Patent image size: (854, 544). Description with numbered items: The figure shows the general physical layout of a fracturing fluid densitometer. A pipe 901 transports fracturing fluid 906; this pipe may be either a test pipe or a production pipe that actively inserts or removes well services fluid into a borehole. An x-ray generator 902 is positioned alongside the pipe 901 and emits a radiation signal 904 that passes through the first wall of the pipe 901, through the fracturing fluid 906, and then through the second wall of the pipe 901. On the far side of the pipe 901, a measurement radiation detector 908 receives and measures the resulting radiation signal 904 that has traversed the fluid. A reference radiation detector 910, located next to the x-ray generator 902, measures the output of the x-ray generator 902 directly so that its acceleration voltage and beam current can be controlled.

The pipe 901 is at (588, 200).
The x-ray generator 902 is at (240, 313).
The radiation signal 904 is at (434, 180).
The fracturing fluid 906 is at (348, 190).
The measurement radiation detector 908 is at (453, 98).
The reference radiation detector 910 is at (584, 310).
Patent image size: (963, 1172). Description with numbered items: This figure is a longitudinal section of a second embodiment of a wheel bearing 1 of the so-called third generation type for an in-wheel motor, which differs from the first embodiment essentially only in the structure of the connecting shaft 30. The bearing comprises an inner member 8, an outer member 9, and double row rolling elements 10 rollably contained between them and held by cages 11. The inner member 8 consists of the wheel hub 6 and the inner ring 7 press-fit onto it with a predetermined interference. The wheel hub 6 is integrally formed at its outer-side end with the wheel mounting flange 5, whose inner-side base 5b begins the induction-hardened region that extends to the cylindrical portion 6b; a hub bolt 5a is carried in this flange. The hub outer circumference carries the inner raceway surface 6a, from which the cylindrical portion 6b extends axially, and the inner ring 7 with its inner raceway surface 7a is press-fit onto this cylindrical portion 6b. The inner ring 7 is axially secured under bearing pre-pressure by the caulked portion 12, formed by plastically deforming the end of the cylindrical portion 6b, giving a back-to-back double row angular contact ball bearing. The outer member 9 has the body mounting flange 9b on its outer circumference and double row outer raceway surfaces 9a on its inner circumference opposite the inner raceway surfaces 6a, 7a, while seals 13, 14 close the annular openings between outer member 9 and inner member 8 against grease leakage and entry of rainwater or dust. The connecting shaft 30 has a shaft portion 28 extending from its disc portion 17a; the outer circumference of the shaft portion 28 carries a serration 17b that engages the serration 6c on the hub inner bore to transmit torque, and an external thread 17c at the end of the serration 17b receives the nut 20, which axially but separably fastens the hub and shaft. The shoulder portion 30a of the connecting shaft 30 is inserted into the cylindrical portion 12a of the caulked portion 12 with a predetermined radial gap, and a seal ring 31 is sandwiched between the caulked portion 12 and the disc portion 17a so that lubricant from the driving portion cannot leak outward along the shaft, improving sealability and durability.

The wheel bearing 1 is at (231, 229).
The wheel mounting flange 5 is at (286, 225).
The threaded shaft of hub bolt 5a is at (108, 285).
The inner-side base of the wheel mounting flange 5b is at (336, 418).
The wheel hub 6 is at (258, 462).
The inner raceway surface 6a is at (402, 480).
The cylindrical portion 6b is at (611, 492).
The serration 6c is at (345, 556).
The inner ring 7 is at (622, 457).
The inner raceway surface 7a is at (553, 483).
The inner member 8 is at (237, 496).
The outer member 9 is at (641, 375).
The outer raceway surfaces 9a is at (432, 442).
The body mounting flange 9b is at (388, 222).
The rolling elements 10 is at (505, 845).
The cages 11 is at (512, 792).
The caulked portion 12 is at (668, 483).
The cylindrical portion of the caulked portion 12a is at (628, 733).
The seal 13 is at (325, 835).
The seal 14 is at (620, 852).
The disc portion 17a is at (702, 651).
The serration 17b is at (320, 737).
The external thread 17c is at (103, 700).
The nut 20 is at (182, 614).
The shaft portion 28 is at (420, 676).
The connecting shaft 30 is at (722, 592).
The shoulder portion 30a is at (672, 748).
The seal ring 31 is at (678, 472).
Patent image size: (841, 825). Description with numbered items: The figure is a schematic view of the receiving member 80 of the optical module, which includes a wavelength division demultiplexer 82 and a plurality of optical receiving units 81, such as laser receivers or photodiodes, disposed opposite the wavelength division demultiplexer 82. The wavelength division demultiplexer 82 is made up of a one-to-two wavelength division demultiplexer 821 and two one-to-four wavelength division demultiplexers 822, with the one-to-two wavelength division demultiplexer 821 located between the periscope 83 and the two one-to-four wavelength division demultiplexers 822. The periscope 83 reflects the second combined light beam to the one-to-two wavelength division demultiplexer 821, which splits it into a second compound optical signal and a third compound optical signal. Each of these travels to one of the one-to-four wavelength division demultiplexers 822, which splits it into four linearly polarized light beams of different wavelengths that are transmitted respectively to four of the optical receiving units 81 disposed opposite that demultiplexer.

» EXERCISE REQUIREMENTS:
Render every line of the listing above as a two-column Markdown table with headers Index and Text. Number the nonblank lines in order under Index and omit blank lines.

» RESPONSE TO THE EXERCISE:
| Index | Text |
|---|---|
| 1 | Patent image size: (854, 544). Description with numbered items: The figure shows the general physical layout of a fracturing fluid densitometer. A pipe 901 transports fracturing fluid 906; this pipe may be either a test pipe or a production pipe that actively inserts or removes well services fluid into a borehole. An x-ray generator 902 is positioned alongside the pipe 901 and emits a radiation signal 904 that passes through the first wall of the pipe 901, through the fracturing fluid 906, and then through the second wall of the pipe 901. On the far side of the pipe 901, a measurement radiation detector 908 receives and measures the resulting radiation signal 904 that has traversed the fluid. A reference radiation detector 910, located next to the x-ray generator 902, measures the output of the x-ray generator 902 directly so that its acceleration voltage and beam current can be controlled. |
| 2 | The pipe 901 is at (588, 200). |
| 3 | The x-ray generator 902 is at (240, 313). |
| 4 | The radiation signal 904 is at (434, 180). |
| 5 | The fracturing fluid 906 is at (348, 190). |
| 6 | The measurement radiation detector 908 is at (453, 98). |
| 7 | The reference radiation detector 910 is at (584, 310). |
| 8 | Patent image size: (963, 1172). Description with numbered items: This figure is a longitudinal section of a second embodiment of a wheel bearing 1 of the so-called third generation type for an in-wheel motor, which differs from the first embodiment essentially only in the structure of the connecting shaft 30. The bearing comprises an inner member 8, an outer member 9, and double row rolling elements 10 rollably contained between them and held by cages 11. The inner member 8 consists of the wheel hub 6 and the inner ring 7 press-fit onto it with a predetermined interference. The wheel hub 6 is integrally formed at its outer-side end with the wheel mounting flange 5, whose inner-side base 5b begins the induction-hardened region that extends to the cylindrical portion 6b; a hub bolt 5a is carried in this flange. The hub outer circumference carries the inner raceway surface 6a, from which the cylindrical portion 6b extends axially, and the inner ring 7 with its inner raceway surface 7a is press-fit onto this cylindrical portion 6b. The inner ring 7 is axially secured under bearing pre-pressure by the caulked portion 12, formed by plastically deforming the end of the cylindrical portion 6b, giving a back-to-back double row angular contact ball bearing. The outer member 9 has the body mounting flange 9b on its outer circumference and double row outer raceway surfaces 9a on its inner circumference opposite the inner raceway surfaces 6a, 7a, while seals 13, 14 close the annular openings between outer member 9 and inner member 8 against grease leakage and entry of rainwater or dust. The connecting shaft 30 has a shaft portion 28 extending from its disc portion 17a; the outer circumference of the shaft portion 28 carries a serration 17b that engages the serration 6c on the hub inner bore to transmit torque, and an external thread 17c at the end of the serration 17b receives the nut 20, which axially but separably fastens the hub and shaft. The shoulder portion 30a of the connecting shaft 30 is inserted into the cylindrical portion 12a of the caulked portion 12 with a predetermined radial gap, and a seal ring 31 is sandwiched between the caulked portion 12 and the disc portion 17a so that lubricant from the driving portion cannot leak outward along the shaft, improving sealability and durability. |
| 9 | The wheel bearing 1 is at (231, 229). |
| 10 | The wheel mounting flange 5 is at (286, 225). |
| 11 | The threaded shaft of hub bolt 5a is at (108, 285). |
| 12 | The inner-side base of the wheel mounting flange 5b is at (336, 418). |
| 13 | The wheel hub 6 is at (258, 462). |
| 14 | The inner raceway surface 6a is at (402, 480). |
| 15 | The cylindrical portion 6b is at (611, 492). |
| 16 | The serration 6c is at (345, 556). |
| 17 | The inner ring 7 is at (622, 457). |
| 18 | The inner raceway surface 7a is at (553, 483). |
| 19 | The inner member 8 is at (237, 496). |
| 20 | The outer member 9 is at (641, 375). |
| 21 | The outer raceway surfaces 9a is at (432, 442). |
| 22 | The body mounting flange 9b is at (388, 222). |
| 23 | The rolling elements 10 is at (505, 845). |
| 24 | The cages 11 is at (512, 792). |
| 25 | The caulked portion 12 is at (668, 483). |
| 26 | The cylindrical portion of the caulked portion 12a is at (628, 733). |
| 27 | The seal 13 is at (325, 835). |
| 28 | The seal 14 is at (620, 852). |
| 29 | The disc portion 17a is at (702, 651). |
| 30 | The serration 17b is at (320, 737). |
| 31 | The external thread 17c is at (103, 700). |
| 32 | The nut 20 is at (182, 614). |
| 33 | The shaft portion 28 is at (420, 676). |
| 34 | The connecting shaft 30 is at (722, 592). |
| 35 | The shoulder portion 30a is at (672, 748). |
| 36 | The seal ring 31 is at (678, 472). |
| 37 | Patent image size: (841, 825). Description with numbered items: The figure is a schematic view of the receiving member 80 of the optical module, which includes a wavelength division demultiplexer 82 and a plurality of optical receiving units 81, such as laser receivers or photodiodes, disposed opposite the wavelength division demultiplexer 82. The wavelength division demultiplexer 82 is made up of a one-to-two wavelength division demultiplexer 821 and two one-to-four wavelength division demultiplexers 822, with the one-to-two wavelength division demultiplexer 821 located between the periscope 83 and the two one-to-four wavelength division demultiplexers 822. The periscope 83 reflects the second combined light beam to the one-to-two wavelength division demultiplexer 821, which splits it into a second compound optical signal and a third compound optical signal. Each of these travels to one of the one-to-four wavelength division demultiplexers 822, which splits it into four linearly polarized light beams of different wavelengths that are transmitted respectively to four of the optical receiving units 81 disposed opposite that demultiplexer. |